◆ Problem to work on: Leave out the pictures and copy the remaining records exactly.

═════ Material to process ═════

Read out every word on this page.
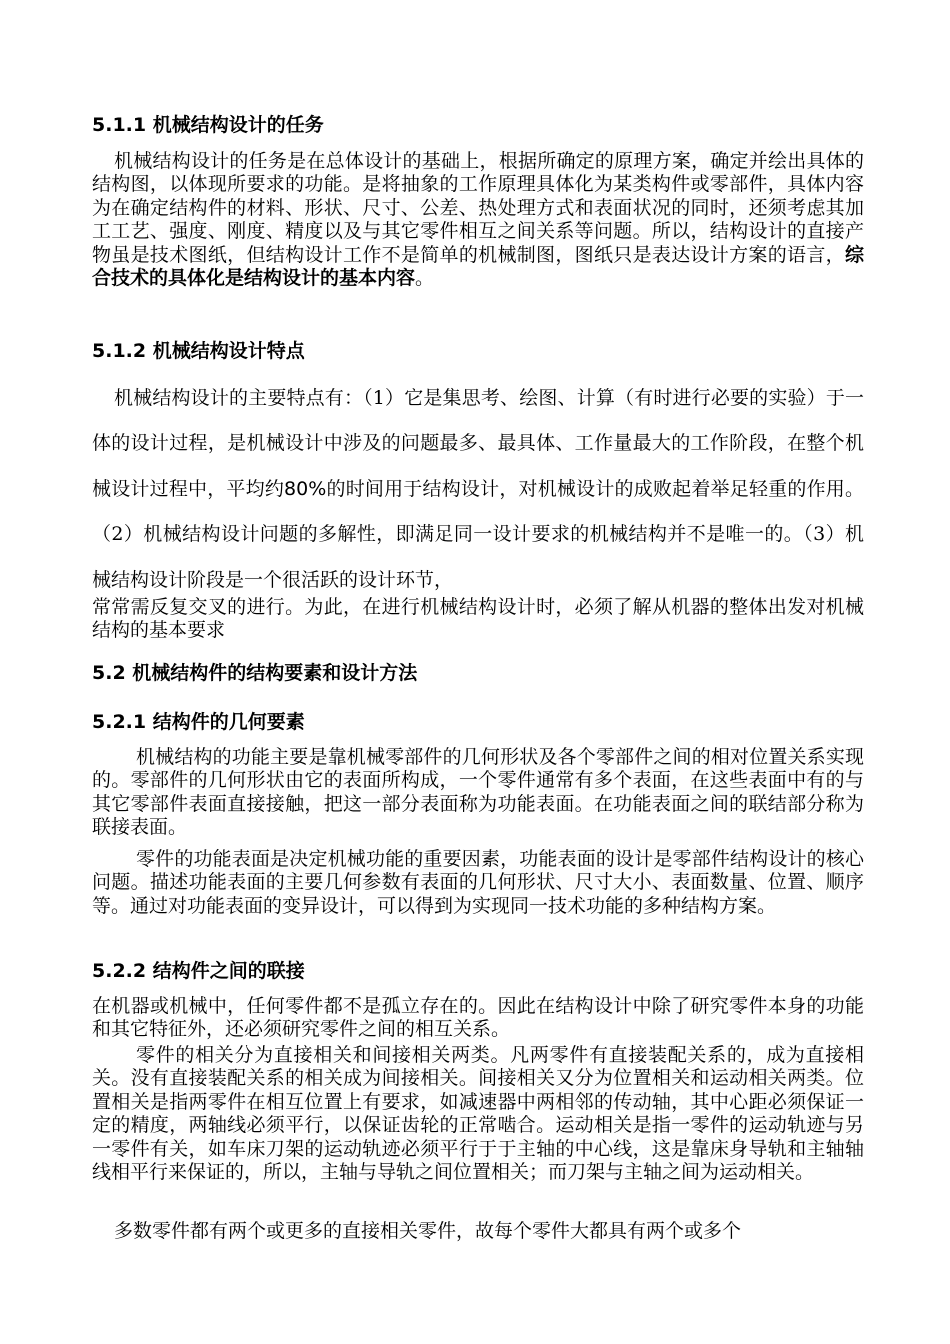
5.1.1 机械结构设计的任务
机械结构设计的任务是在总体设计的基础上，根据所确定的原理方案，确定并绘出具体的结构图，以体现所要求的功能。是将抽象的工作原理具体化为某类构件或零部件，具体内容为在确定结构件的材料、形状、尺寸、公差、热处理方式和表面状况的同时，还须考虑其加工工艺、强度、刚度、精度以及与其它零件相互之间关系等问题。所以，结构设计的直接产物虽是技术图纸，但结构设计工作不是简单的机械制图，图纸只是表达设计方案的语言，综合技术的具体化是结构设计的基本内容。
5.1.2 机械结构设计特点
机械结构设计的主要特点有：（1）它是集思考、绘图、计算（有时进行必要的实验）于一体的设计过程，是机械设计中涉及的问题最多、最具体、工作量最大的工作阶段，在整个机械设计过程中，平均约80%的时间用于结构设计，对机械设计的成败起着举足轻重的作用。（2）机械结构设计问题的多解性，即满足同一设计要求的机械结构并不是唯一的。（3）机械结构设计阶段是一个很活跃的设计环节，
常常需反复交叉的进行。为此，在进行机械结构设计时，必须了解从机器的整体出发对机械结构的基本要求
5.2 机械结构件的结构要素和设计方法
5.2.1 结构件的几何要素
机械结构的功能主要是靠机械零部件的几何形状及各个零部件之间的相对位置关系实现的。零部件的几何形状由它的表面所构成，一个零件通常有多个表面，在这些表面中有的与其它零部件表面直接接触，把这一部分表面称为功能表面。在功能表面之间的联结部分称为联接表面。
零件的功能表面是决定机械功能的重要因素，功能表面的设计是零部件结构设计的核心问题。描述功能表面的主要几何参数有表面的几何形状、尺寸大小、表面数量、位置、顺序等。通过对功能表面的变异设计，可以得到为实现同一技术功能的多种结构方案。
5.2.2 结构件之间的联接
在机器或机械中，任何零件都不是孤立存在的。因此在结构设计中除了研究零件本身的功能和其它特征外，还必须研究零件之间的相互关系。
零件的相关分为直接相关和间接相关两类。凡两零件有直接装配关系的，成为直接相关。没有直接装配关系的相关成为间接相关。间接相关又分为位置相关和运动相关两类。位置相关是指两零件在相互位置上有要求，如减速器中两相邻的传动轴，其中心距必须保证一定的精度，两轴线必须平行，以保证齿轮的正常啮合。运动相关是指一零件的运动轨迹与另一零件有关，如车床刀架的运动轨迹必须平行于于主轴的中心线，这是靠床身导轨和主轴轴线相平行来保证的，所以，主轴与导轨之间位置相关；而刀架与主轴之间为运动相关。
多数零件都有两个或更多的直接相关零件，故每个零件大都具有两个或多个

═════

◆ Exercise answer:
Read out every word on this page.
5.1.1 机械结构设计的任务
机械结构设计的任务是在总体设计的基础上，根据所确定的原理方案，确定并绘出具体的结构图，以体现所要求的功能。是将抽象的工作原理具体化为某类构件或零部件，具体内容为在确定结构件的材料、形状、尺寸、公差、热处理方式和表面状况的同时，还须考虑其加工工艺、强度、刚度、精度以及与其它零件相互之间关系等问题。所以，结构设计的直接产物虽是技术图纸，但结构设计工作不是简单的机械制图，图纸只是表达设计方案的语言，综合技术的具体化是结构设计的基本内容。
5.1.2 机械结构设计特点
机械结构设计的主要特点有：（1）它是集思考、绘图、计算（有时进行必要的实验）于一体的设计过程，是机械设计中涉及的问题最多、最具体、工作量最大的工作阶段，在整个机械设计过程中，平均约80%的时间用于结构设计，对机械设计的成败起着举足轻重的作用。（2）机械结构设计问题的多解性，即满足同一设计要求的机械结构并不是唯一的。（3）机械结构设计阶段是一个很活跃的设计环节，
常常需反复交叉的进行。为此，在进行机械结构设计时，必须了解从机器的整体出发对机械结构的基本要求
5.2 机械结构件的结构要素和设计方法
5.2.1 结构件的几何要素
机械结构的功能主要是靠机械零部件的几何形状及各个零部件之间的相对位置关系实现的。零部件的几何形状由它的表面所构成，一个零件通常有多个表面，在这些表面中有的与其它零部件表面直接接触，把这一部分表面称为功能表面。在功能表面之间的联结部分称为联接表面。
零件的功能表面是决定机械功能的重要因素，功能表面的设计是零部件结构设计的核心问题。描述功能表面的主要几何参数有表面的几何形状、尺寸大小、表面数量、位置、顺序等。通过对功能表面的变异设计，可以得到为实现同一技术功能的多种结构方案。
5.2.2 结构件之间的联接
在机器或机械中，任何零件都不是孤立存在的。因此在结构设计中除了研究零件本身的功能和其它特征外，还必须研究零件之间的相互关系。
零件的相关分为直接相关和间接相关两类。凡两零件有直接装配关系的，成为直接相关。没有直接装配关系的相关成为间接相关。间接相关又分为位置相关和运动相关两类。位置相关是指两零件在相互位置上有要求，如减速器中两相邻的传动轴，其中心距必须保证一定的精度，两轴线必须平行，以保证齿轮的正常啮合。运动相关是指一零件的运动轨迹与另一零件有关，如车床刀架的运动轨迹必须平行于于主轴的中心线，这是靠床身导轨和主轴轴线相平行来保证的，所以，主轴与导轨之间位置相关；而刀架与主轴之间为运动相关。
多数零件都有两个或更多的直接相关零件，故每个零件大都具有两个或多个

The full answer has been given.